_Challenge_
Copy each line that contains the word "Εμπορικό".

## START Raw records

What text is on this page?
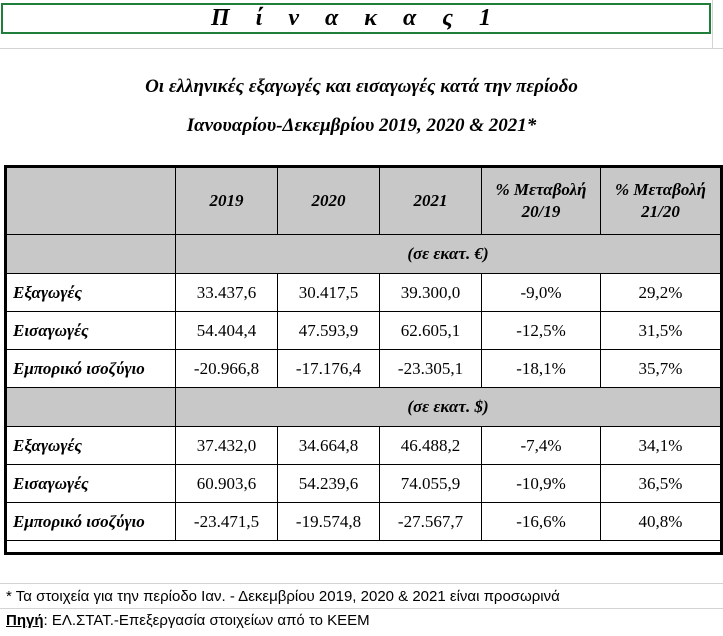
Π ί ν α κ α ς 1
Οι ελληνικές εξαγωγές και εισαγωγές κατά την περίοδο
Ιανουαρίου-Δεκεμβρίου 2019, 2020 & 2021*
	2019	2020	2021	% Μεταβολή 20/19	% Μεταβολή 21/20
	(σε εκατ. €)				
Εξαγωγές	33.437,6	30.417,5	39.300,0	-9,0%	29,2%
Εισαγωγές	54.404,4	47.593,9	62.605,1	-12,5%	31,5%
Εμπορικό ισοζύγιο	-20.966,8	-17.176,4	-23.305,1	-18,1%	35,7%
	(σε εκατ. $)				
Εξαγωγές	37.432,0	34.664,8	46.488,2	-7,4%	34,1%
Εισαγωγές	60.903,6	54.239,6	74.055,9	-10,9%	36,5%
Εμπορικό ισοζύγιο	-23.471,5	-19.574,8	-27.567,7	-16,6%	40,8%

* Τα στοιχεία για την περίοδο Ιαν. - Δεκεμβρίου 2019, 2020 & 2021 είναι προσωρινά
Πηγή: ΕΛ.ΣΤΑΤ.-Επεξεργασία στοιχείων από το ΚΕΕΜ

## END Raw records
## START Raw records

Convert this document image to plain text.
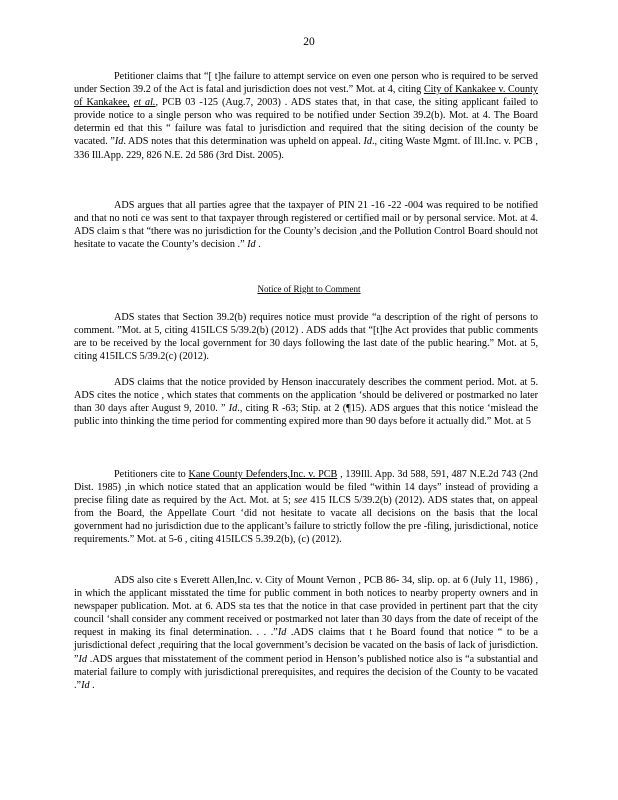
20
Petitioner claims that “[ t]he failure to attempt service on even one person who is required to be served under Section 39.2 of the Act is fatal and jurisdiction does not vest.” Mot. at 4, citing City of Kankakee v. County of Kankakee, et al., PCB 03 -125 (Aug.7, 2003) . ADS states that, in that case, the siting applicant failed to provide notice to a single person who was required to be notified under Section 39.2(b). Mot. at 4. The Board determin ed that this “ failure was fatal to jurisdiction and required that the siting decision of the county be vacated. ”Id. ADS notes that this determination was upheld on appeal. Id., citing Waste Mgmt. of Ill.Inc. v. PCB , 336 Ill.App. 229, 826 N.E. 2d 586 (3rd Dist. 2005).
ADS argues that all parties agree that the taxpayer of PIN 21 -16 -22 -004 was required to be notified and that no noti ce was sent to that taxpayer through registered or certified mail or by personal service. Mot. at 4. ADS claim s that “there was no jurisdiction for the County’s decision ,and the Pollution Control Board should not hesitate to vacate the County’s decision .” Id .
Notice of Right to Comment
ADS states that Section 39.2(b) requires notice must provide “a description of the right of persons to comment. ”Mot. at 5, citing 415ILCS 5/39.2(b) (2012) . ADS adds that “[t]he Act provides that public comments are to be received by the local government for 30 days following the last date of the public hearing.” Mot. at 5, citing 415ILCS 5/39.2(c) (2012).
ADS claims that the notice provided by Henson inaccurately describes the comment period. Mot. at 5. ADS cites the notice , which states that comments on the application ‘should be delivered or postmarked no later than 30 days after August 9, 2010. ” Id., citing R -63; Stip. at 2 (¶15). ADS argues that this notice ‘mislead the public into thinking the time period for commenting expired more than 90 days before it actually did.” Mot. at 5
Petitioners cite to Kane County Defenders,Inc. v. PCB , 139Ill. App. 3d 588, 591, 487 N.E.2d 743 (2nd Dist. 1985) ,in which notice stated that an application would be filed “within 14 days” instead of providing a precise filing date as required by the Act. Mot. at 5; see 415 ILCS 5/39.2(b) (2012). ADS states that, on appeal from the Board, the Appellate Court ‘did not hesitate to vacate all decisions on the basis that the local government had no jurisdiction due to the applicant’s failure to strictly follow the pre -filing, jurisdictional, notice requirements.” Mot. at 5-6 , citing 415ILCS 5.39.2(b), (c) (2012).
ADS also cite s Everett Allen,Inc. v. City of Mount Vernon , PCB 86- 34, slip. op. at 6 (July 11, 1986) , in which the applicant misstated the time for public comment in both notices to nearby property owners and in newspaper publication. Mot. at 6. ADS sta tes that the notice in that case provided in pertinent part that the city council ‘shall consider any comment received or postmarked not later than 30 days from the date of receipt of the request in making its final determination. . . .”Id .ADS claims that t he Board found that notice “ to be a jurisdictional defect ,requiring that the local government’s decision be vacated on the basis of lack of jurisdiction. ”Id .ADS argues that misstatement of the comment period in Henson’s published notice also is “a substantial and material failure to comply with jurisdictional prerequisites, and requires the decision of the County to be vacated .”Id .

## END Raw records

_Finished exercise_
Εμπορικό ισοζύγιο	-20.966,8	-17.176,4	-23.305,1	-18,1%	35,7%
Εμπορικό ισοζύγιο	-23.471,5	-19.574,8	-27.567,7	-16,6%	40,8%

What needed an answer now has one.